[Records from a collection of figures]
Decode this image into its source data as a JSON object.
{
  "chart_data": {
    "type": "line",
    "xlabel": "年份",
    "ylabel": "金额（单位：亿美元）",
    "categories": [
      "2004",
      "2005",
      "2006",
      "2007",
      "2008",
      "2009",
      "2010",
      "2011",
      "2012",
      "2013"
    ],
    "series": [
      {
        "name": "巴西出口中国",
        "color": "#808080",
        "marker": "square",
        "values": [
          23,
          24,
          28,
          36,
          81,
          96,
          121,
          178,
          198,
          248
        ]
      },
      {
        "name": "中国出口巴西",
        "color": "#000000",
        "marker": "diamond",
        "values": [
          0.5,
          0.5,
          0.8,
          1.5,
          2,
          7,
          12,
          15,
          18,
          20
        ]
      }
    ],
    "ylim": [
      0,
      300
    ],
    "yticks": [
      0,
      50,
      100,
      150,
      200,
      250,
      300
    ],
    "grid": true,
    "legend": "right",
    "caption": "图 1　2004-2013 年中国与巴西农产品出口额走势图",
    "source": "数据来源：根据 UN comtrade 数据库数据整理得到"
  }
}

Challenge: Could you quote the material above in full, exactly as it stands?

Expected answer:
Decode this image into its source data as a JSON object.
{
  "chart_data": {
    "type": "line",
    "xlabel": "年份",
    "ylabel": "金额（单位：亿美元）",
    "categories": [
      "2004",
      "2005",
      "2006",
      "2007",
      "2008",
      "2009",
      "2010",
      "2011",
      "2012",
      "2013"
    ],
    "series": [
      {
        "name": "巴西出口中国",
        "color": "#808080",
        "marker": "square",
        "values": [
          23,
          24,
          28,
          36,
          81,
          96,
          121,
          178,
          198,
          248
        ]
      },
      {
        "name": "中国出口巴西",
        "color": "#000000",
        "marker": "diamond",
        "values": [
          0.5,
          0.5,
          0.8,
          1.5,
          2,
          7,
          12,
          15,
          18,
          20
        ]
      }
    ],
    "ylim": [
      0,
      300
    ],
    "yticks": [
      0,
      50,
      100,
      150,
      200,
      250,
      300
    ],
    "grid": true,
    "legend": "right",
    "caption": "图 1　2004-2013 年中国与巴西农产品出口额走势图",
    "source": "数据来源：根据 UN comtrade 数据库数据整理得到"
  }
}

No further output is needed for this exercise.